**Job:**
Reproduce the records below exactly, leaving out any pictures.

[Saved entries]
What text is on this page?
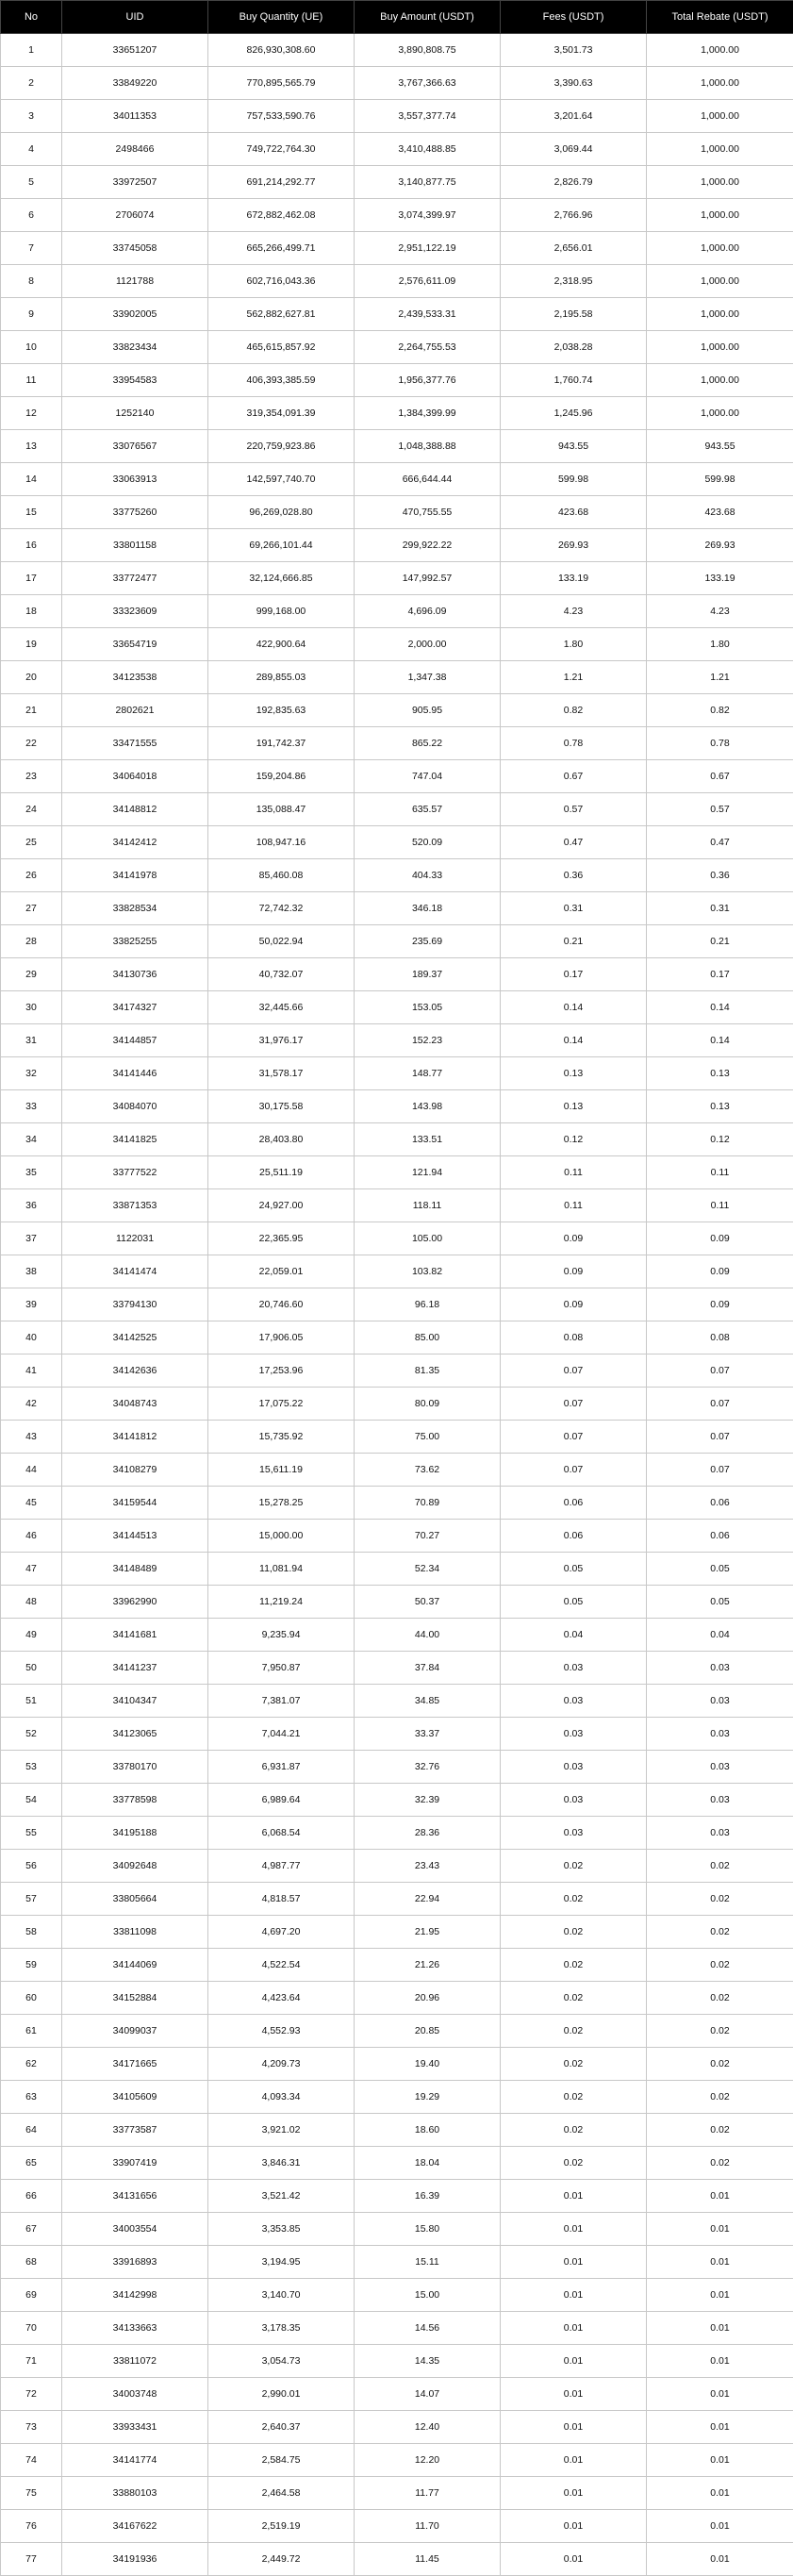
No	UID	Buy Quantity (UE)	Buy Amount (USDT)	Fees (USDT)	Total Rebate (USDT)
1	33651207	826,930,308.60	3,890,808.75	3,501.73	1,000.00
2	33849220	770,895,565.79	3,767,366.63	3,390.63	1,000.00
3	34011353	757,533,590.76	3,557,377.74	3,201.64	1,000.00
4	2498466	749,722,764.30	3,410,488.85	3,069.44	1,000.00
5	33972507	691,214,292.77	3,140,877.75	2,826.79	1,000.00
6	2706074	672,882,462.08	3,074,399.97	2,766.96	1,000.00
7	33745058	665,266,499.71	2,951,122.19	2,656.01	1,000.00
8	1121788	602,716,043.36	2,576,611.09	2,318.95	1,000.00
9	33902005	562,882,627.81	2,439,533.31	2,195.58	1,000.00
10	33823434	465,615,857.92	2,264,755.53	2,038.28	1,000.00
11	33954583	406,393,385.59	1,956,377.76	1,760.74	1,000.00
12	1252140	319,354,091.39	1,384,399.99	1,245.96	1,000.00
13	33076567	220,759,923.86	1,048,388.88	943.55	943.55
14	33063913	142,597,740.70	666,644.44	599.98	599.98
15	33775260	96,269,028.80	470,755.55	423.68	423.68
16	33801158	69,266,101.44	299,922.22	269.93	269.93
17	33772477	32,124,666.85	147,992.57	133.19	133.19
18	33323609	999,168.00	4,696.09	4.23	4.23
19	33654719	422,900.64	2,000.00	1.80	1.80
20	34123538	289,855.03	1,347.38	1.21	1.21
21	2802621	192,835.63	905.95	0.82	0.82
22	33471555	191,742.37	865.22	0.78	0.78
23	34064018	159,204.86	747.04	0.67	0.67
24	34148812	135,088.47	635.57	0.57	0.57
25	34142412	108,947.16	520.09	0.47	0.47
26	34141978	85,460.08	404.33	0.36	0.36
27	33828534	72,742.32	346.18	0.31	0.31
28	33825255	50,022.94	235.69	0.21	0.21
29	34130736	40,732.07	189.37	0.17	0.17
30	34174327	32,445.66	153.05	0.14	0.14
31	34144857	31,976.17	152.23	0.14	0.14
32	34141446	31,578.17	148.77	0.13	0.13
33	34084070	30,175.58	143.98	0.13	0.13
34	34141825	28,403.80	133.51	0.12	0.12
35	33777522	25,511.19	121.94	0.11	0.11
36	33871353	24,927.00	118.11	0.11	0.11
37	1122031	22,365.95	105.00	0.09	0.09
38	34141474	22,059.01	103.82	0.09	0.09
39	33794130	20,746.60	96.18	0.09	0.09
40	34142525	17,906.05	85.00	0.08	0.08
41	34142636	17,253.96	81.35	0.07	0.07
42	34048743	17,075.22	80.09	0.07	0.07
43	34141812	15,735.92	75.00	0.07	0.07
44	34108279	15,611.19	73.62	0.07	0.07
45	34159544	15,278.25	70.89	0.06	0.06
46	34144513	15,000.00	70.27	0.06	0.06
47	34148489	11,081.94	52.34	0.05	0.05
48	33962990	11,219.24	50.37	0.05	0.05
49	34141681	9,235.94	44.00	0.04	0.04
50	34141237	7,950.87	37.84	0.03	0.03
51	34104347	7,381.07	34.85	0.03	0.03
52	34123065	7,044.21	33.37	0.03	0.03
53	33780170	6,931.87	32.76	0.03	0.03
54	33778598	6,989.64	32.39	0.03	0.03
55	34195188	6,068.54	28.36	0.03	0.03
56	34092648	4,987.77	23.43	0.02	0.02
57	33805664	4,818.57	22.94	0.02	0.02
58	33811098	4,697.20	21.95	0.02	0.02
59	34144069	4,522.54	21.26	0.02	0.02
60	34152884	4,423.64	20.96	0.02	0.02
61	34099037	4,552.93	20.85	0.02	0.02
62	34171665	4,209.73	19.40	0.02	0.02
63	34105609	4,093.34	19.29	0.02	0.02
64	33773587	3,921.02	18.60	0.02	0.02
65	33907419	3,846.31	18.04	0.02	0.02
66	34131656	3,521.42	16.39	0.01	0.01
67	34003554	3,353.85	15.80	0.01	0.01
68	33916893	3,194.95	15.11	0.01	0.01
69	34142998	3,140.70	15.00	0.01	0.01
70	34133663	3,178.35	14.56	0.01	0.01
71	33811072	3,054.73	14.35	0.01	0.01
72	34003748	2,990.01	14.07	0.01	0.01
73	33933431	2,640.37	12.40	0.01	0.01
74	34141774	2,584.75	12.20	0.01	0.01
75	33880103	2,464.58	11.77	0.01	0.01
76	34167622	2,519.19	11.70	0.01	0.01
77	34191936	2,449.72	11.45	0.01	0.01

**Completed task:**
What text is on this page?
No	UID	Buy Quantity (UE)	Buy Amount (USDT)	Fees (USDT)	Total Rebate (USDT)
1	33651207	826,930,308.60	3,890,808.75	3,501.73	1,000.00
2	33849220	770,895,565.79	3,767,366.63	3,390.63	1,000.00
3	34011353	757,533,590.76	3,557,377.74	3,201.64	1,000.00
4	2498466	749,722,764.30	3,410,488.85	3,069.44	1,000.00
5	33972507	691,214,292.77	3,140,877.75	2,826.79	1,000.00
6	2706074	672,882,462.08	3,074,399.97	2,766.96	1,000.00
7	33745058	665,266,499.71	2,951,122.19	2,656.01	1,000.00
8	1121788	602,716,043.36	2,576,611.09	2,318.95	1,000.00
9	33902005	562,882,627.81	2,439,533.31	2,195.58	1,000.00
10	33823434	465,615,857.92	2,264,755.53	2,038.28	1,000.00
11	33954583	406,393,385.59	1,956,377.76	1,760.74	1,000.00
12	1252140	319,354,091.39	1,384,399.99	1,245.96	1,000.00
13	33076567	220,759,923.86	1,048,388.88	943.55	943.55
14	33063913	142,597,740.70	666,644.44	599.98	599.98
15	33775260	96,269,028.80	470,755.55	423.68	423.68
16	33801158	69,266,101.44	299,922.22	269.93	269.93
17	33772477	32,124,666.85	147,992.57	133.19	133.19
18	33323609	999,168.00	4,696.09	4.23	4.23
19	33654719	422,900.64	2,000.00	1.80	1.80
20	34123538	289,855.03	1,347.38	1.21	1.21
21	2802621	192,835.63	905.95	0.82	0.82
22	33471555	191,742.37	865.22	0.78	0.78
23	34064018	159,204.86	747.04	0.67	0.67
24	34148812	135,088.47	635.57	0.57	0.57
25	34142412	108,947.16	520.09	0.47	0.47
26	34141978	85,460.08	404.33	0.36	0.36
27	33828534	72,742.32	346.18	0.31	0.31
28	33825255	50,022.94	235.69	0.21	0.21
29	34130736	40,732.07	189.37	0.17	0.17
30	34174327	32,445.66	153.05	0.14	0.14
31	34144857	31,976.17	152.23	0.14	0.14
32	34141446	31,578.17	148.77	0.13	0.13
33	34084070	30,175.58	143.98	0.13	0.13
34	34141825	28,403.80	133.51	0.12	0.12
35	33777522	25,511.19	121.94	0.11	0.11
36	33871353	24,927.00	118.11	0.11	0.11
37	1122031	22,365.95	105.00	0.09	0.09
38	34141474	22,059.01	103.82	0.09	0.09
39	33794130	20,746.60	96.18	0.09	0.09
40	34142525	17,906.05	85.00	0.08	0.08
41	34142636	17,253.96	81.35	0.07	0.07
42	34048743	17,075.22	80.09	0.07	0.07
43	34141812	15,735.92	75.00	0.07	0.07
44	34108279	15,611.19	73.62	0.07	0.07
45	34159544	15,278.25	70.89	0.06	0.06
46	34144513	15,000.00	70.27	0.06	0.06
47	34148489	11,081.94	52.34	0.05	0.05
48	33962990	11,219.24	50.37	0.05	0.05
49	34141681	9,235.94	44.00	0.04	0.04
50	34141237	7,950.87	37.84	0.03	0.03
51	34104347	7,381.07	34.85	0.03	0.03
52	34123065	7,044.21	33.37	0.03	0.03
53	33780170	6,931.87	32.76	0.03	0.03
54	33778598	6,989.64	32.39	0.03	0.03
55	34195188	6,068.54	28.36	0.03	0.03
56	34092648	4,987.77	23.43	0.02	0.02
57	33805664	4,818.57	22.94	0.02	0.02
58	33811098	4,697.20	21.95	0.02	0.02
59	34144069	4,522.54	21.26	0.02	0.02
60	34152884	4,423.64	20.96	0.02	0.02
61	34099037	4,552.93	20.85	0.02	0.02
62	34171665	4,209.73	19.40	0.02	0.02
63	34105609	4,093.34	19.29	0.02	0.02
64	33773587	3,921.02	18.60	0.02	0.02
65	33907419	3,846.31	18.04	0.02	0.02
66	34131656	3,521.42	16.39	0.01	0.01
67	34003554	3,353.85	15.80	0.01	0.01
68	33916893	3,194.95	15.11	0.01	0.01
69	34142998	3,140.70	15.00	0.01	0.01
70	34133663	3,178.35	14.56	0.01	0.01
71	33811072	3,054.73	14.35	0.01	0.01
72	34003748	2,990.01	14.07	0.01	0.01
73	33933431	2,640.37	12.40	0.01	0.01
74	34141774	2,584.75	12.20	0.01	0.01
75	33880103	2,464.58	11.77	0.01	0.01
76	34167622	2,519.19	11.70	0.01	0.01
77	34191936	2,449.72	11.45	0.01	0.01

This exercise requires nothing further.